» Prompt
Work out the number of lines in the listing that include the string "JSON". Reply with that number alone.

[start]

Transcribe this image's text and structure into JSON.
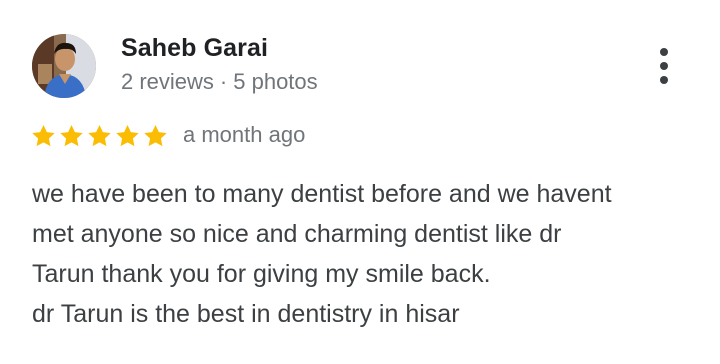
{
  "reviewer": {
    "name": "Saheb Garai",
    "reviews": "2 reviews",
    "separator": "·",
    "photos": "5 photos"
  },
  "review": {
    "rating": 5,
    "max_rating": 5,
    "time": "a month ago",
    "text_lines": [
      "we have been to many dentist before and we havent",
      "met anyone so nice and charming dentist like dr",
      "Tarun thank you for giving my smile back.",
      "dr Tarun is the best in dentistry in hisar"
    ]
  },
  "colors": {
    "star": "#fbbc04",
    "name": "#202124",
    "meta": "#70757a",
    "body": "#3c4043"
  },
  "icons": {
    "more": "more-vert-icon",
    "star": "star-icon"
  }
}
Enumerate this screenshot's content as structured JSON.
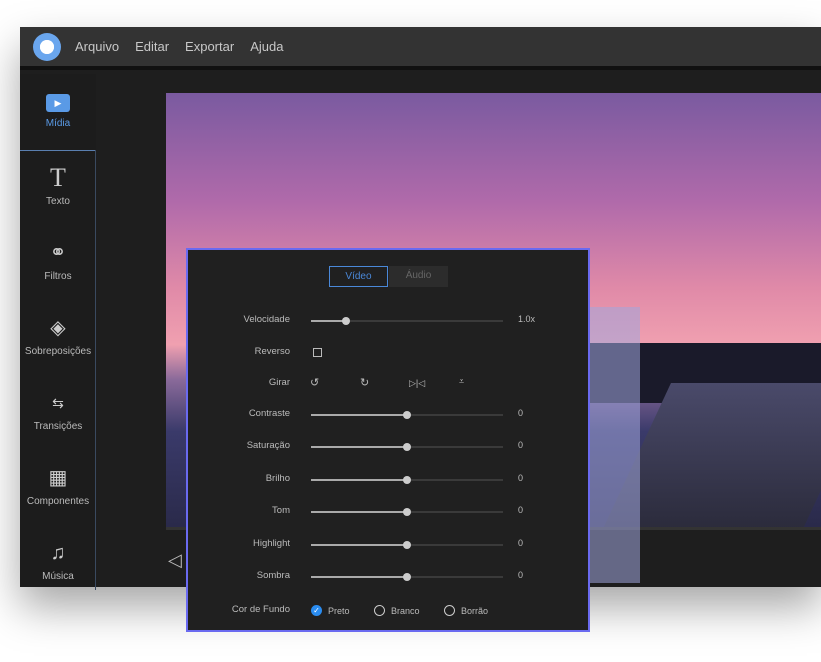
{
  "menu": [
    "Arquivo",
    "Editar",
    "Exportar",
    "Ajuda"
  ],
  "sidebar": [
    {
      "label": "Mídia",
      "icon": "media-icon",
      "active": true
    },
    {
      "label": "Texto",
      "icon": "text-icon"
    },
    {
      "label": "Filtros",
      "icon": "filters-icon"
    },
    {
      "label": "Sobreposições",
      "icon": "overlays-icon"
    },
    {
      "label": "Transições",
      "icon": "transitions-icon"
    },
    {
      "label": "Componentes",
      "icon": "components-icon"
    },
    {
      "label": "Música",
      "icon": "music-icon"
    }
  ],
  "dialog": {
    "tabs": [
      "Vídeo",
      "Áudio"
    ],
    "speed": {
      "label": "Velocidade",
      "value": "1.0x",
      "level": 0.18
    },
    "reverse": {
      "label": "Reverso",
      "checked": false
    },
    "rotate": {
      "label": "Girar"
    },
    "sliders": [
      {
        "label": "Contraste",
        "value": "0",
        "level": 0.5
      },
      {
        "label": "Saturação",
        "value": "0",
        "level": 0.5
      },
      {
        "label": "Brilho",
        "value": "0",
        "level": 0.5
      },
      {
        "label": "Tom",
        "value": "0",
        "level": 0.5
      },
      {
        "label": "Highlight",
        "value": "0",
        "level": 0.5
      },
      {
        "label": "Sombra",
        "value": "0",
        "level": 0.5
      }
    ],
    "background": {
      "label": "Cor de Fundo",
      "options": [
        "Preto",
        "Branco",
        "Borrão"
      ],
      "selected": "Preto"
    }
  },
  "colors": {
    "accent": "#4a88d8",
    "dialog_border": "#6a6af0"
  }
}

[end]

» Result of this task
2